■ **Collected data entries**
■ ■ ■ ■ ■ ■ ■
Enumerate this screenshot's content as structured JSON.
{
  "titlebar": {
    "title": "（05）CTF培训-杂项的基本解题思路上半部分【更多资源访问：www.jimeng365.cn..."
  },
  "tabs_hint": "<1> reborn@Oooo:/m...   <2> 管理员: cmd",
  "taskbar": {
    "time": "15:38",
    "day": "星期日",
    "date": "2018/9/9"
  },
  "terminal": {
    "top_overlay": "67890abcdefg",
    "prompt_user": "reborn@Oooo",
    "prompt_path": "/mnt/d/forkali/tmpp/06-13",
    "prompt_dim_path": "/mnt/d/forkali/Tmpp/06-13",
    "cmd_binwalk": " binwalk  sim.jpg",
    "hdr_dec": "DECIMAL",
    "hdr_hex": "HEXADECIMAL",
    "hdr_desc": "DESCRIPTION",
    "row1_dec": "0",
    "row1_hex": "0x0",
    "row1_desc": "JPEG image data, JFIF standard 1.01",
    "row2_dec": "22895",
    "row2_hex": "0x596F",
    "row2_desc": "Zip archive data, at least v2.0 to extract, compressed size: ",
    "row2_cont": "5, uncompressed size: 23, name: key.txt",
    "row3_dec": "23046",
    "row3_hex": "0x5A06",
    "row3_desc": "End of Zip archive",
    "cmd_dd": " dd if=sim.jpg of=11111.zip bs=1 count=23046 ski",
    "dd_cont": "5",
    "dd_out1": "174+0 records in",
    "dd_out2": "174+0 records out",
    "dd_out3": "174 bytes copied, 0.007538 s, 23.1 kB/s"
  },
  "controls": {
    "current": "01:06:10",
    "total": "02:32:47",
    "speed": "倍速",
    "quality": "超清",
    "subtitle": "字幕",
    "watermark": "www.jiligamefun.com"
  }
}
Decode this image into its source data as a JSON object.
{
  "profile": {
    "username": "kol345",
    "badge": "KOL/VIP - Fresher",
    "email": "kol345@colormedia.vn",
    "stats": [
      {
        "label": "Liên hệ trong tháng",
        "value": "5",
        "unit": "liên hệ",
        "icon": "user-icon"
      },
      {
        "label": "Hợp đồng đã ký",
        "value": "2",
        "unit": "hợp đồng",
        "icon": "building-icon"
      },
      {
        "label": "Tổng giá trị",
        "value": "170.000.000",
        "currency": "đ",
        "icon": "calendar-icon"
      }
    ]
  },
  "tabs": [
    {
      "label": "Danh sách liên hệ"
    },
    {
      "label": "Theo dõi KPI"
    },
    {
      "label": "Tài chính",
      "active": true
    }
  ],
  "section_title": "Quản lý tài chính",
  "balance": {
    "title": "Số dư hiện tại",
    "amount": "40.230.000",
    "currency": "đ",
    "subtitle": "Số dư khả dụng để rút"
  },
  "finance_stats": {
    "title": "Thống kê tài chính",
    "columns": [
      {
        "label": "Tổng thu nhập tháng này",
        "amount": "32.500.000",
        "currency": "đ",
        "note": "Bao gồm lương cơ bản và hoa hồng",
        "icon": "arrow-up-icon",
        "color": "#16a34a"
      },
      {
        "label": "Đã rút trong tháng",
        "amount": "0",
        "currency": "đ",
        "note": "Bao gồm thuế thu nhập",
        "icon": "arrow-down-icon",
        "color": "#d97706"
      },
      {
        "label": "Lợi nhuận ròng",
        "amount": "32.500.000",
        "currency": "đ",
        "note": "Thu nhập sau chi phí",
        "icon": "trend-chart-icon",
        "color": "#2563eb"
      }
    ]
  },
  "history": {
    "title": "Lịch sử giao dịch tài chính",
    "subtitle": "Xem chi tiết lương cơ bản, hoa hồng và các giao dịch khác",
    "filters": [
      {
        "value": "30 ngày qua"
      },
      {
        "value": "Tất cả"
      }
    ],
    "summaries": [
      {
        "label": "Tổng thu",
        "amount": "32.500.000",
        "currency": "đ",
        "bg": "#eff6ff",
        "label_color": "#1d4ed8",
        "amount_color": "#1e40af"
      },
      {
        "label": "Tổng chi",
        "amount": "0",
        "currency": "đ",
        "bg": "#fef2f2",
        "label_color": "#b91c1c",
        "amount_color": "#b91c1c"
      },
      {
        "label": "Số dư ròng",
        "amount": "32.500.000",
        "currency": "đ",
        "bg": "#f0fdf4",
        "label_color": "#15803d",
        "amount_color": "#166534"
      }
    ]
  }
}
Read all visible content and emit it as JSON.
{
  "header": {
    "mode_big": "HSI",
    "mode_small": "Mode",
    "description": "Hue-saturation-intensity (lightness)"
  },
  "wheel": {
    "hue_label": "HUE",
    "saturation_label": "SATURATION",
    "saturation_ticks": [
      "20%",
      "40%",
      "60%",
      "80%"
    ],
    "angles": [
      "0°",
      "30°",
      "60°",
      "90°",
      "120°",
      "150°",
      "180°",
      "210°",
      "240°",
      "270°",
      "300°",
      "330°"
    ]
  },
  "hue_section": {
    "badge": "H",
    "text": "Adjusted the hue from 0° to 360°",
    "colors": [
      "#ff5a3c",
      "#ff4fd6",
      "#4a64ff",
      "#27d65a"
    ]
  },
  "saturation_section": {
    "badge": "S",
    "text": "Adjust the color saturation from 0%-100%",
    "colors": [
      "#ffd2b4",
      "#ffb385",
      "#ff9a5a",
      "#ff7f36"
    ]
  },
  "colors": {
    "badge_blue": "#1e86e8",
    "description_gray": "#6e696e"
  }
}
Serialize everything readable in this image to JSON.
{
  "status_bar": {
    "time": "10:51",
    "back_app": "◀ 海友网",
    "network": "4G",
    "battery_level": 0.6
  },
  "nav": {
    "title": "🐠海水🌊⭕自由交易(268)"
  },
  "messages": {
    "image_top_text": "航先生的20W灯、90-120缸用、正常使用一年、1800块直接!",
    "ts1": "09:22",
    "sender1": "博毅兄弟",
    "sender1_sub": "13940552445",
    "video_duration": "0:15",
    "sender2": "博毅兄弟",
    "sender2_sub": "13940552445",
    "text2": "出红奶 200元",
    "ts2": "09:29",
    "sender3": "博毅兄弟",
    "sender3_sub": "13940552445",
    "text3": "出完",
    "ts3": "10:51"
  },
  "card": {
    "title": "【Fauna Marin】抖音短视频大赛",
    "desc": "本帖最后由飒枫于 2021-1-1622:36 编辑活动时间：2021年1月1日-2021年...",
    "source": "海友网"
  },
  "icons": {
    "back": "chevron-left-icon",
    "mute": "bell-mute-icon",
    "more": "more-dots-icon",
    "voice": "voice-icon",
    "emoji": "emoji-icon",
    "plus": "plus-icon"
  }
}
■ ■ ■ ■ ■ ■ ■
■ **Written instruction**
Print every record above exactly as written.

■ **Result below**
Enumerate this screenshot's content as structured JSON.
{
  "titlebar": {
    "title": "（05）CTF培训-杂项的基本解题思路上半部分【更多资源访问：www.jimeng365.cn..."
  },
  "tabs_hint": "<1> reborn@Oooo:/m...   <2> 管理员: cmd",
  "taskbar": {
    "time": "15:38",
    "day": "星期日",
    "date": "2018/9/9"
  },
  "terminal": {
    "top_overlay": "67890abcdefg",
    "prompt_user": "reborn@Oooo",
    "prompt_path": "/mnt/d/forkali/tmpp/06-13",
    "prompt_dim_path": "/mnt/d/forkali/Tmpp/06-13",
    "cmd_binwalk": " binwalk  sim.jpg",
    "hdr_dec": "DECIMAL",
    "hdr_hex": "HEXADECIMAL",
    "hdr_desc": "DESCRIPTION",
    "row1_dec": "0",
    "row1_hex": "0x0",
    "row1_desc": "JPEG image data, JFIF standard 1.01",
    "row2_dec": "22895",
    "row2_hex": "0x596F",
    "row2_desc": "Zip archive data, at least v2.0 to extract, compressed size: ",
    "row2_cont": "5, uncompressed size: 23, name: key.txt",
    "row3_dec": "23046",
    "row3_hex": "0x5A06",
    "row3_desc": "End of Zip archive",
    "cmd_dd": " dd if=sim.jpg of=11111.zip bs=1 count=23046 ski",
    "dd_cont": "5",
    "dd_out1": "174+0 records in",
    "dd_out2": "174+0 records out",
    "dd_out3": "174 bytes copied, 0.007538 s, 23.1 kB/s"
  },
  "controls": {
    "current": "01:06:10",
    "total": "02:32:47",
    "speed": "倍速",
    "quality": "超清",
    "subtitle": "字幕",
    "watermark": "www.jiligamefun.com"
  }
}
Decode this image into its source data as a JSON object.
{
  "profile": {
    "username": "kol345",
    "badge": "KOL/VIP - Fresher",
    "email": "kol345@colormedia.vn",
    "stats": [
      {
        "label": "Liên hệ trong tháng",
        "value": "5",
        "unit": "liên hệ",
        "icon": "user-icon"
      },
      {
        "label": "Hợp đồng đã ký",
        "value": "2",
        "unit": "hợp đồng",
        "icon": "building-icon"
      },
      {
        "label": "Tổng giá trị",
        "value": "170.000.000",
        "currency": "đ",
        "icon": "calendar-icon"
      }
    ]
  },
  "tabs": [
    {
      "label": "Danh sách liên hệ"
    },
    {
      "label": "Theo dõi KPI"
    },
    {
      "label": "Tài chính",
      "active": true
    }
  ],
  "section_title": "Quản lý tài chính",
  "balance": {
    "title": "Số dư hiện tại",
    "amount": "40.230.000",
    "currency": "đ",
    "subtitle": "Số dư khả dụng để rút"
  },
  "finance_stats": {
    "title": "Thống kê tài chính",
    "columns": [
      {
        "label": "Tổng thu nhập tháng này",
        "amount": "32.500.000",
        "currency": "đ",
        "note": "Bao gồm lương cơ bản và hoa hồng",
        "icon": "arrow-up-icon",
        "color": "#16a34a"
      },
      {
        "label": "Đã rút trong tháng",
        "amount": "0",
        "currency": "đ",
        "note": "Bao gồm thuế thu nhập",
        "icon": "arrow-down-icon",
        "color": "#d97706"
      },
      {
        "label": "Lợi nhuận ròng",
        "amount": "32.500.000",
        "currency": "đ",
        "note": "Thu nhập sau chi phí",
        "icon": "trend-chart-icon",
        "color": "#2563eb"
      }
    ]
  },
  "history": {
    "title": "Lịch sử giao dịch tài chính",
    "subtitle": "Xem chi tiết lương cơ bản, hoa hồng và các giao dịch khác",
    "filters": [
      {
        "value": "30 ngày qua"
      },
      {
        "value": "Tất cả"
      }
    ],
    "summaries": [
      {
        "label": "Tổng thu",
        "amount": "32.500.000",
        "currency": "đ",
        "bg": "#eff6ff",
        "label_color": "#1d4ed8",
        "amount_color": "#1e40af"
      },
      {
        "label": "Tổng chi",
        "amount": "0",
        "currency": "đ",
        "bg": "#fef2f2",
        "label_color": "#b91c1c",
        "amount_color": "#b91c1c"
      },
      {
        "label": "Số dư ròng",
        "amount": "32.500.000",
        "currency": "đ",
        "bg": "#f0fdf4",
        "label_color": "#15803d",
        "amount_color": "#166534"
      }
    ]
  }
}
Read all visible content and emit it as JSON.
{
  "header": {
    "mode_big": "HSI",
    "mode_small": "Mode",
    "description": "Hue-saturation-intensity (lightness)"
  },
  "wheel": {
    "hue_label": "HUE",
    "saturation_label": "SATURATION",
    "saturation_ticks": [
      "20%",
      "40%",
      "60%",
      "80%"
    ],
    "angles": [
      "0°",
      "30°",
      "60°",
      "90°",
      "120°",
      "150°",
      "180°",
      "210°",
      "240°",
      "270°",
      "300°",
      "330°"
    ]
  },
  "hue_section": {
    "badge": "H",
    "text": "Adjusted the hue from 0° to 360°",
    "colors": [
      "#ff5a3c",
      "#ff4fd6",
      "#4a64ff",
      "#27d65a"
    ]
  },
  "saturation_section": {
    "badge": "S",
    "text": "Adjust the color saturation from 0%-100%",
    "colors": [
      "#ffd2b4",
      "#ffb385",
      "#ff9a5a",
      "#ff7f36"
    ]
  },
  "colors": {
    "badge_blue": "#1e86e8",
    "description_gray": "#6e696e"
  }
}
Serialize everything readable in this image to JSON.
{
  "status_bar": {
    "time": "10:51",
    "back_app": "◀ 海友网",
    "network": "4G",
    "battery_level": 0.6
  },
  "nav": {
    "title": "🐠海水🌊⭕自由交易(268)"
  },
  "messages": {
    "image_top_text": "航先生的20W灯、90-120缸用、正常使用一年、1800块直接!",
    "ts1": "09:22",
    "sender1": "博毅兄弟",
    "sender1_sub": "13940552445",
    "video_duration": "0:15",
    "sender2": "博毅兄弟",
    "sender2_sub": "13940552445",
    "text2": "出红奶 200元",
    "ts2": "09:29",
    "sender3": "博毅兄弟",
    "sender3_sub": "13940552445",
    "text3": "出完",
    "ts3": "10:51"
  },
  "card": {
    "title": "【Fauna Marin】抖音短视频大赛",
    "desc": "本帖最后由飒枫于 2021-1-1622:36 编辑活动时间：2021年1月1日-2021年...",
    "source": "海友网"
  },
  "icons": {
    "back": "chevron-left-icon",
    "mute": "bell-mute-icon",
    "more": "more-dots-icon",
    "voice": "voice-icon",
    "emoji": "emoji-icon",
    "plus": "plus-icon"
  }
}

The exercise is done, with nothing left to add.